▶ **GOAL**: Check each line of the records below for the word "полусферическими" and copy those where it appears.
━━━
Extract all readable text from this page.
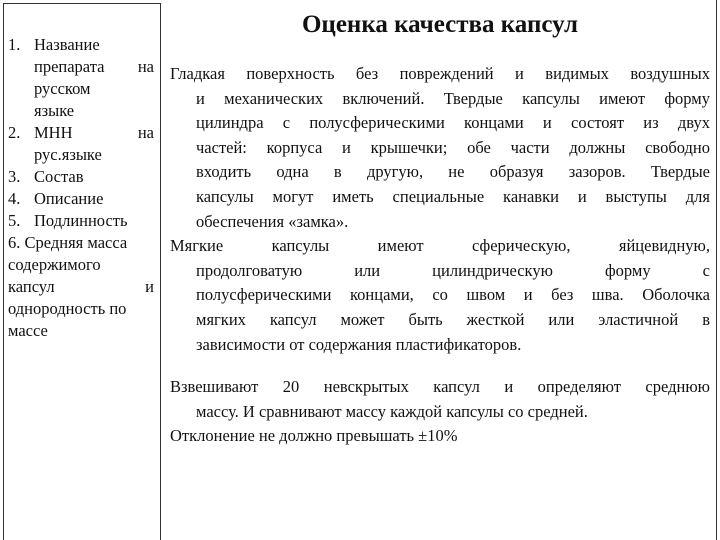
Оценка качества капсул
1. Название
препарата на
русском
языке
2. МНН на
рус.языке
3. Состав
4. Описание
5. Подлинность
6. Средняя масса
содержимого
капсул и
однородность по
массе

Гладкая поверхность без повреждений и видимых воздушных
и механических включений. Твердые капсулы имеют форму
цилиндра с полусферическими концами и состоят из двух
частей: корпуса и крышечки; обе части должны свободно
входить одна в другую, не образуя зазоров. Твердые
капсулы могут иметь специальные канавки и выступы для
обеспечения «замка».

Мягкие капсулы имеют сферическую, яйцевидную,
продолговатую или цилиндрическую форму с
полусферическими концами, со швом и без шва. Оболочка
мягких капсул может быть жесткой или эластичной в
зависимости от содержания пластификаторов.

Взвешивают 20 невскрытых капсул и определяют среднюю
массу. И сравнивают массу каждой капсулы со средней.
Отклонение не должно превышать ±10%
━━━
▶ **CORRECT OUTPUT**:
цилиндра с полусферическими концами и состоят из двух
полусферическими концами, со швом и без шва. Оболочка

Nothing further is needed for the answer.